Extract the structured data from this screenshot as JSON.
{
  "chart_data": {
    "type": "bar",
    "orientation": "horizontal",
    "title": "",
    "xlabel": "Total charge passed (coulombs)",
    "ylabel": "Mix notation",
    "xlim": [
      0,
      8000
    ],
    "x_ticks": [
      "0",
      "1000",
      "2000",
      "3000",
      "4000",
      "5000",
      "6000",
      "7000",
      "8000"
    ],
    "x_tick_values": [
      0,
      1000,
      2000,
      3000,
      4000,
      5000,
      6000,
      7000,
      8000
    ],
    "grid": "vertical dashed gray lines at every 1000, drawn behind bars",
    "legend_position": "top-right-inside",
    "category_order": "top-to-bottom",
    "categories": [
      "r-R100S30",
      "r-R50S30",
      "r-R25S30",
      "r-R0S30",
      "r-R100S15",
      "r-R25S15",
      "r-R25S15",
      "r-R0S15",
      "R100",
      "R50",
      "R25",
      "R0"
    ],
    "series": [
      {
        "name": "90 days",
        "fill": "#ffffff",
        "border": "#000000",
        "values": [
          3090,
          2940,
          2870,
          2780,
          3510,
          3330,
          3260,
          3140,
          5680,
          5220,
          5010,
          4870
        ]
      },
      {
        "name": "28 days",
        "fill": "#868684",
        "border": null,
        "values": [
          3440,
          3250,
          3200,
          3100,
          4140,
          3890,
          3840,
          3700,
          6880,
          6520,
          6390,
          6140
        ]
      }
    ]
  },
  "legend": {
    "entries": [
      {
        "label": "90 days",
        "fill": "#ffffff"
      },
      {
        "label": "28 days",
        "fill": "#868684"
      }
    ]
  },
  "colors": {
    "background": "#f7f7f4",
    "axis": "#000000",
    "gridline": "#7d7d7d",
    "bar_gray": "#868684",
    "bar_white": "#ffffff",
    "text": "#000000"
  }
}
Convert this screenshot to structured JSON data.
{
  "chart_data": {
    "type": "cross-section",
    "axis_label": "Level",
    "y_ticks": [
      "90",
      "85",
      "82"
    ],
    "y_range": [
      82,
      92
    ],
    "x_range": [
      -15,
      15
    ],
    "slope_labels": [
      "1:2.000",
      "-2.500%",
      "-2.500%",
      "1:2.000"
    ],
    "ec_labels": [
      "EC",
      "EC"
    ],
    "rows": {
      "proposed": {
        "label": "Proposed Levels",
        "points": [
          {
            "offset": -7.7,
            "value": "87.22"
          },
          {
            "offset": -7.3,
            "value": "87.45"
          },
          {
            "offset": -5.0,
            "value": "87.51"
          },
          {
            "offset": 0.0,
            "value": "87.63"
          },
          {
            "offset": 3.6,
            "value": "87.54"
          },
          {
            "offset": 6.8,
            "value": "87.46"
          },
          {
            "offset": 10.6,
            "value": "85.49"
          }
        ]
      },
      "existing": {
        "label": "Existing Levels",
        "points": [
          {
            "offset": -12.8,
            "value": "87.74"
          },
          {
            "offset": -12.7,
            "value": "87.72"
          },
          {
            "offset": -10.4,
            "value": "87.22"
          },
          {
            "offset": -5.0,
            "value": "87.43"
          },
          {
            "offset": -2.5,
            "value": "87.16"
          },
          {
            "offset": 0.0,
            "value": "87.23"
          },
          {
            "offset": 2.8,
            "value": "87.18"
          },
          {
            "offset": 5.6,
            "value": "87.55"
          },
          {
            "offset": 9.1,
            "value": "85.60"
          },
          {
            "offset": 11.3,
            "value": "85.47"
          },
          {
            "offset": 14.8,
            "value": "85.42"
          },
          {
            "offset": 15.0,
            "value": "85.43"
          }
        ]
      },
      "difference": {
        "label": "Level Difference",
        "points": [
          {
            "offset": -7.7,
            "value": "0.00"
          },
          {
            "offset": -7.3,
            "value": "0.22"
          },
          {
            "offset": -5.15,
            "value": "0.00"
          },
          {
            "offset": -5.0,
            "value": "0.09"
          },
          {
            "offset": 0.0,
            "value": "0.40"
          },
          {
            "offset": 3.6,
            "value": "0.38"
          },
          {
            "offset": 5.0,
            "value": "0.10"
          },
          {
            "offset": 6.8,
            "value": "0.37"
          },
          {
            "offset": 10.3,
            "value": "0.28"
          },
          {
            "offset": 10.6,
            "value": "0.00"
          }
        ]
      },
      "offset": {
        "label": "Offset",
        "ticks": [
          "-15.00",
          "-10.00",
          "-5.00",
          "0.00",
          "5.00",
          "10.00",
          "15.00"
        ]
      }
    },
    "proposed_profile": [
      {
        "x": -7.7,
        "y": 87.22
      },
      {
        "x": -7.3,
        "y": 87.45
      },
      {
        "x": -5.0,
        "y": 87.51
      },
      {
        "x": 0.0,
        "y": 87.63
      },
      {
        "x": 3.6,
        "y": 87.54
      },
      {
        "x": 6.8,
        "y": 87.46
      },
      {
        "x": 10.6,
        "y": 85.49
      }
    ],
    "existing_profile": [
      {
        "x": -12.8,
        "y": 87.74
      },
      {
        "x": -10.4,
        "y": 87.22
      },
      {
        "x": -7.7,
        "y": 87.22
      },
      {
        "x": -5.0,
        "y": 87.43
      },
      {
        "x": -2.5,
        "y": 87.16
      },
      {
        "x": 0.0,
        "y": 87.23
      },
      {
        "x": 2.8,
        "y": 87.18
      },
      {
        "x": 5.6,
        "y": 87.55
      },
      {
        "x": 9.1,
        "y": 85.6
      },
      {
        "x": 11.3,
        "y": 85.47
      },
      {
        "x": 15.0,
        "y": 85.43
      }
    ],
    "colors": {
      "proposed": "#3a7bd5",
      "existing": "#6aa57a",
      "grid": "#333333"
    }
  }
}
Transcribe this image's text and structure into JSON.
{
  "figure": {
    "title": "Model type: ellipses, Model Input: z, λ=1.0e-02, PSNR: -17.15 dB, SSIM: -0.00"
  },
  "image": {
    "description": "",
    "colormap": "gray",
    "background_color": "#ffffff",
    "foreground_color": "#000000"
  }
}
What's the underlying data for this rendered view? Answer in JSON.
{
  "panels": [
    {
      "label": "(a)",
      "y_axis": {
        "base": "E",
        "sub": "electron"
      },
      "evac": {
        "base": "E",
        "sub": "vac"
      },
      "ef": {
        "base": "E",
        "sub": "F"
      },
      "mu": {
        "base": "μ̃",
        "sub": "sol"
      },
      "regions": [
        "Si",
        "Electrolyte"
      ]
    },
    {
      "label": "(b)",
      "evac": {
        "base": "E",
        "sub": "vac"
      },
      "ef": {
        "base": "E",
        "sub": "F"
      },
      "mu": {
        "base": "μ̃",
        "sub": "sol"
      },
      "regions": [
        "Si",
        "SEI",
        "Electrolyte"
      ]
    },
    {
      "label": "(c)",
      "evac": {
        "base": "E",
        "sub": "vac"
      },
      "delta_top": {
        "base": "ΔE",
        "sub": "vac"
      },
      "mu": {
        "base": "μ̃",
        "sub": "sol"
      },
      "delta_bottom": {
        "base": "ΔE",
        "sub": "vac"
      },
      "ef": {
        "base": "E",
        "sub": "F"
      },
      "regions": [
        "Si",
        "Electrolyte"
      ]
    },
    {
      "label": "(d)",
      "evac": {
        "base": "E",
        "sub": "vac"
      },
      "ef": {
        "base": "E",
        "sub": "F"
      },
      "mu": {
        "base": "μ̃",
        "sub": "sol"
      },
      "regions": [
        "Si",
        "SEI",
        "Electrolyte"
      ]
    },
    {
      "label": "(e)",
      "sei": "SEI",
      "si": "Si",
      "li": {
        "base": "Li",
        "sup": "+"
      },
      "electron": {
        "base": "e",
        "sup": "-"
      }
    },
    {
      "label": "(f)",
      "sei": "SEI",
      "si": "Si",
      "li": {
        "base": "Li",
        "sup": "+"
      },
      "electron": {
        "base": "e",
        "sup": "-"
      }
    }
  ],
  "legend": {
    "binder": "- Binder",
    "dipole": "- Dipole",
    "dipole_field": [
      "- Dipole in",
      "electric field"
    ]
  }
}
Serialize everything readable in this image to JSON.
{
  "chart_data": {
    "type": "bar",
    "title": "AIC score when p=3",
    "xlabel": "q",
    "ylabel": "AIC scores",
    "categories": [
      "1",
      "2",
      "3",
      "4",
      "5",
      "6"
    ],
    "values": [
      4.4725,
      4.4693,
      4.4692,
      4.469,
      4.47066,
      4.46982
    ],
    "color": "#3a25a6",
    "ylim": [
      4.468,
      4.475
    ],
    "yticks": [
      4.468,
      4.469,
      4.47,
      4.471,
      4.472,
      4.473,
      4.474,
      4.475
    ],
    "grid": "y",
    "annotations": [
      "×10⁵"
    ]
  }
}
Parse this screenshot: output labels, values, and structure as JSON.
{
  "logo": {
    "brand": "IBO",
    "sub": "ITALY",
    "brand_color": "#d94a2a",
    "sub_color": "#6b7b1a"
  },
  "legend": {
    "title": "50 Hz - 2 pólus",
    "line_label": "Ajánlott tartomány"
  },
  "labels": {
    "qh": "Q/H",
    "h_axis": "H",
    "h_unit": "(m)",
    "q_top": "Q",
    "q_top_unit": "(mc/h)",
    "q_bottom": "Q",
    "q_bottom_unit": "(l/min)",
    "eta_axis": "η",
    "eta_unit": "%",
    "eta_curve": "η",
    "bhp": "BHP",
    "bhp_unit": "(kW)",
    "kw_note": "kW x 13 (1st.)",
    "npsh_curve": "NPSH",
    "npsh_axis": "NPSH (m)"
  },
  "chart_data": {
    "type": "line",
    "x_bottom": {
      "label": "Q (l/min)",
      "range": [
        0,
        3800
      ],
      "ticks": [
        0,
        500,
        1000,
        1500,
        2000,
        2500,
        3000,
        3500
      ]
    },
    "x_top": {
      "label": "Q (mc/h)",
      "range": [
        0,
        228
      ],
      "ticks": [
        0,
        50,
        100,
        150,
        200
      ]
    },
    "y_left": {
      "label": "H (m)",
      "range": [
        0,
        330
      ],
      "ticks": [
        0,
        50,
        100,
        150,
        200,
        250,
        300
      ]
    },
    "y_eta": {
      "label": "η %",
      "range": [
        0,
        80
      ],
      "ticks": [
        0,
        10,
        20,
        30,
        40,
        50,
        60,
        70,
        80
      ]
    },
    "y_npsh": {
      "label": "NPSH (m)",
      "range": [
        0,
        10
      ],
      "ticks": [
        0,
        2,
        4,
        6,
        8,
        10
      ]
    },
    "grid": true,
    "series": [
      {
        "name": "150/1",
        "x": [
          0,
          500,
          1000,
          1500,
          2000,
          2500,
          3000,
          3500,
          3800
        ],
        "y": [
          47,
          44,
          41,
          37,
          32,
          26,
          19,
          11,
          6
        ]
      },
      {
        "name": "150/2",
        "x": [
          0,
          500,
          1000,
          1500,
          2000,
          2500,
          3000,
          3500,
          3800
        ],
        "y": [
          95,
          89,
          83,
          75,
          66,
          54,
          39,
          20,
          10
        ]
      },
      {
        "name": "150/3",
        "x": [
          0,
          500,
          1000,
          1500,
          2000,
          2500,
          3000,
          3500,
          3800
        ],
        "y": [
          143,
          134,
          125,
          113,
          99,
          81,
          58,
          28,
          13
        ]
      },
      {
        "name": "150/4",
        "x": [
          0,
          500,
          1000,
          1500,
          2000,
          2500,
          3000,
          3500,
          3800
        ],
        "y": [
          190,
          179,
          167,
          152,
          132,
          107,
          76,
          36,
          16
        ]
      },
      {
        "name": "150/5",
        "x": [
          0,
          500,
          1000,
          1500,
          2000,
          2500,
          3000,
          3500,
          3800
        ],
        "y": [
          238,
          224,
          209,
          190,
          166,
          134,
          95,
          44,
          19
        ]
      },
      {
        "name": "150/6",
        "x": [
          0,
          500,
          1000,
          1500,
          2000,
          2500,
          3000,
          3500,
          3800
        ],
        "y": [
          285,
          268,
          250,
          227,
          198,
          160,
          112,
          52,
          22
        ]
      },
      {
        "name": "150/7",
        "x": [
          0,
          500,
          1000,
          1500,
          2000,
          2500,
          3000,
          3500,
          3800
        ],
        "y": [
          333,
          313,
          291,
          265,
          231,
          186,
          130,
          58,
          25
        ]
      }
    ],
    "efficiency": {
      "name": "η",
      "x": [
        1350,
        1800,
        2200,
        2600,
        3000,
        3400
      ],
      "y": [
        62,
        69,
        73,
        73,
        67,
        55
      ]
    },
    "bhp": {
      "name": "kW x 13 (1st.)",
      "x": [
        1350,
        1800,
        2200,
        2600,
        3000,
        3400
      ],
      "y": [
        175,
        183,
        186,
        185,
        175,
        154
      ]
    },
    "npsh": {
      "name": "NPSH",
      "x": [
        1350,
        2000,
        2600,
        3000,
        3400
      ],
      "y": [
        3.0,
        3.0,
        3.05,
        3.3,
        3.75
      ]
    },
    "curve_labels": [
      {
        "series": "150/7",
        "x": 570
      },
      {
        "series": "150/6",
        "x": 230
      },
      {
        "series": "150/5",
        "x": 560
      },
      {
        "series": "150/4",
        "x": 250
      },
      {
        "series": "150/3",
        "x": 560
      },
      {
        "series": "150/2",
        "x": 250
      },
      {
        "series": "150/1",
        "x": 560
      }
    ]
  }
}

▬▬▬

- Exercise goal -
Count each line of the entries that holds the word "screenshot", then state the total and nothing more.

- Finished task -
3